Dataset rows
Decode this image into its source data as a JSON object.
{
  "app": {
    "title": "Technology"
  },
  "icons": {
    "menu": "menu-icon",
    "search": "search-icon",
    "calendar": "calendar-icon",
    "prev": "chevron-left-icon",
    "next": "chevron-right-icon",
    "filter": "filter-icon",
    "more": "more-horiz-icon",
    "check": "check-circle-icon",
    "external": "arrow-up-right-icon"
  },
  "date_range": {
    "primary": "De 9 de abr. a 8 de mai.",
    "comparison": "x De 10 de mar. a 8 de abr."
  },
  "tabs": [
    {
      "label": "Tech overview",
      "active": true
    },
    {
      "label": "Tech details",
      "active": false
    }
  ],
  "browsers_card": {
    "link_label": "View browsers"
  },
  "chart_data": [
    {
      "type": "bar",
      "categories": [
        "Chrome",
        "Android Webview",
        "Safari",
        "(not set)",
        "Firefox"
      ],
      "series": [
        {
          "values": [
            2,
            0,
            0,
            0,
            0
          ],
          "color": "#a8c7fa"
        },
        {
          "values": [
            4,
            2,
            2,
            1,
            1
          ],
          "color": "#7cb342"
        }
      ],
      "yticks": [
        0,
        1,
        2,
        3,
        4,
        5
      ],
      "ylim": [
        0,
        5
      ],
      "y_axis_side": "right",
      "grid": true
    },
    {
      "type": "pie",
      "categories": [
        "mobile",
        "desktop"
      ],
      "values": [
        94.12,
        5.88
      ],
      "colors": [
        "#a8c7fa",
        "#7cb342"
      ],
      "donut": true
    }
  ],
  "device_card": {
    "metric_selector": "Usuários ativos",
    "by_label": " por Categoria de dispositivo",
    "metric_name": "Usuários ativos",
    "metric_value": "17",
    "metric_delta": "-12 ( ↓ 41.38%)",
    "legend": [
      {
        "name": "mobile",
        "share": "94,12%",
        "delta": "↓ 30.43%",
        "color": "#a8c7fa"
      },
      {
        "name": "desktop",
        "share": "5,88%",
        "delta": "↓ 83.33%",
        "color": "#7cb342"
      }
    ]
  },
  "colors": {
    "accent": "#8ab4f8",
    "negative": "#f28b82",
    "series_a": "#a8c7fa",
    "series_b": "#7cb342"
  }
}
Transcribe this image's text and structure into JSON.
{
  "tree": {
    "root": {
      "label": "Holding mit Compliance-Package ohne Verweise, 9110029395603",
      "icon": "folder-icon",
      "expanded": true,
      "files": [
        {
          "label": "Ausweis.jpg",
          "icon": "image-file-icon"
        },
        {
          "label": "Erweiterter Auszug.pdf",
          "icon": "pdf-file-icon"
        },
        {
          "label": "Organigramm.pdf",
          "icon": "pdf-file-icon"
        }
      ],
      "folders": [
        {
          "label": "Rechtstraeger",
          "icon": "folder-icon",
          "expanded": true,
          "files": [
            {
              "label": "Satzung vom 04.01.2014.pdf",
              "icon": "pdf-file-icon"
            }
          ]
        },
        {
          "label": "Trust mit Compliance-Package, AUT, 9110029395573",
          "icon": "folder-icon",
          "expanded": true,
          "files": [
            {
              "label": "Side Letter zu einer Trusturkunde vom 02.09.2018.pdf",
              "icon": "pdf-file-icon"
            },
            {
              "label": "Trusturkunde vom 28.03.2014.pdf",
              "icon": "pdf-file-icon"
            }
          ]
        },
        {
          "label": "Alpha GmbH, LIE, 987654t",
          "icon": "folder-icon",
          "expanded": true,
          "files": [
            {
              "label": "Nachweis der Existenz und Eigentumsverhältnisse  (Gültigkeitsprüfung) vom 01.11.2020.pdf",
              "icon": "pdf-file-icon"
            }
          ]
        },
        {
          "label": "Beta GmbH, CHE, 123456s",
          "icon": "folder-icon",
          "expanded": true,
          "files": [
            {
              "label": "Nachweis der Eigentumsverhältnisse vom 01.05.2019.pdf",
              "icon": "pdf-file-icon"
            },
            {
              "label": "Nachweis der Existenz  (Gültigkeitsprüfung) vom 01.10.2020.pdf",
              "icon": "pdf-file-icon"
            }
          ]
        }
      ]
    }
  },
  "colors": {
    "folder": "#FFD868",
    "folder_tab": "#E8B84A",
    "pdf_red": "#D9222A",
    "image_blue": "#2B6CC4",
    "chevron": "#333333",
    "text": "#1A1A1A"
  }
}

> [Job] Repeat the whole listing exactly, keeping every line intact.

> [Written answer]
Decode this image into its source data as a JSON object.
{
  "app": {
    "title": "Technology"
  },
  "icons": {
    "menu": "menu-icon",
    "search": "search-icon",
    "calendar": "calendar-icon",
    "prev": "chevron-left-icon",
    "next": "chevron-right-icon",
    "filter": "filter-icon",
    "more": "more-horiz-icon",
    "check": "check-circle-icon",
    "external": "arrow-up-right-icon"
  },
  "date_range": {
    "primary": "De 9 de abr. a 8 de mai.",
    "comparison": "x De 10 de mar. a 8 de abr."
  },
  "tabs": [
    {
      "label": "Tech overview",
      "active": true
    },
    {
      "label": "Tech details",
      "active": false
    }
  ],
  "browsers_card": {
    "link_label": "View browsers"
  },
  "chart_data": [
    {
      "type": "bar",
      "categories": [
        "Chrome",
        "Android Webview",
        "Safari",
        "(not set)",
        "Firefox"
      ],
      "series": [
        {
          "values": [
            2,
            0,
            0,
            0,
            0
          ],
          "color": "#a8c7fa"
        },
        {
          "values": [
            4,
            2,
            2,
            1,
            1
          ],
          "color": "#7cb342"
        }
      ],
      "yticks": [
        0,
        1,
        2,
        3,
        4,
        5
      ],
      "ylim": [
        0,
        5
      ],
      "y_axis_side": "right",
      "grid": true
    },
    {
      "type": "pie",
      "categories": [
        "mobile",
        "desktop"
      ],
      "values": [
        94.12,
        5.88
      ],
      "colors": [
        "#a8c7fa",
        "#7cb342"
      ],
      "donut": true
    }
  ],
  "device_card": {
    "metric_selector": "Usuários ativos",
    "by_label": " por Categoria de dispositivo",
    "metric_name": "Usuários ativos",
    "metric_value": "17",
    "metric_delta": "-12 ( ↓ 41.38%)",
    "legend": [
      {
        "name": "mobile",
        "share": "94,12%",
        "delta": "↓ 30.43%",
        "color": "#a8c7fa"
      },
      {
        "name": "desktop",
        "share": "5,88%",
        "delta": "↓ 83.33%",
        "color": "#7cb342"
      }
    ]
  },
  "colors": {
    "accent": "#8ab4f8",
    "negative": "#f28b82",
    "series_a": "#a8c7fa",
    "series_b": "#7cb342"
  }
}
Transcribe this image's text and structure into JSON.
{
  "tree": {
    "root": {
      "label": "Holding mit Compliance-Package ohne Verweise, 9110029395603",
      "icon": "folder-icon",
      "expanded": true,
      "files": [
        {
          "label": "Ausweis.jpg",
          "icon": "image-file-icon"
        },
        {
          "label": "Erweiterter Auszug.pdf",
          "icon": "pdf-file-icon"
        },
        {
          "label": "Organigramm.pdf",
          "icon": "pdf-file-icon"
        }
      ],
      "folders": [
        {
          "label": "Rechtstraeger",
          "icon": "folder-icon",
          "expanded": true,
          "files": [
            {
              "label": "Satzung vom 04.01.2014.pdf",
              "icon": "pdf-file-icon"
            }
          ]
        },
        {
          "label": "Trust mit Compliance-Package, AUT, 9110029395573",
          "icon": "folder-icon",
          "expanded": true,
          "files": [
            {
              "label": "Side Letter zu einer Trusturkunde vom 02.09.2018.pdf",
              "icon": "pdf-file-icon"
            },
            {
              "label": "Trusturkunde vom 28.03.2014.pdf",
              "icon": "pdf-file-icon"
            }
          ]
        },
        {
          "label": "Alpha GmbH, LIE, 987654t",
          "icon": "folder-icon",
          "expanded": true,
          "files": [
            {
              "label": "Nachweis der Existenz und Eigentumsverhältnisse  (Gültigkeitsprüfung) vom 01.11.2020.pdf",
              "icon": "pdf-file-icon"
            }
          ]
        },
        {
          "label": "Beta GmbH, CHE, 123456s",
          "icon": "folder-icon",
          "expanded": true,
          "files": [
            {
              "label": "Nachweis der Eigentumsverhältnisse vom 01.05.2019.pdf",
              "icon": "pdf-file-icon"
            },
            {
              "label": "Nachweis der Existenz  (Gültigkeitsprüfung) vom 01.10.2020.pdf",
              "icon": "pdf-file-icon"
            }
          ]
        }
      ]
    }
  },
  "colors": {
    "folder": "#FFD868",
    "folder_tab": "#E8B84A",
    "pdf_red": "#D9222A",
    "image_blue": "#2B6CC4",
    "chevron": "#333333",
    "text": "#1A1A1A"
  }
}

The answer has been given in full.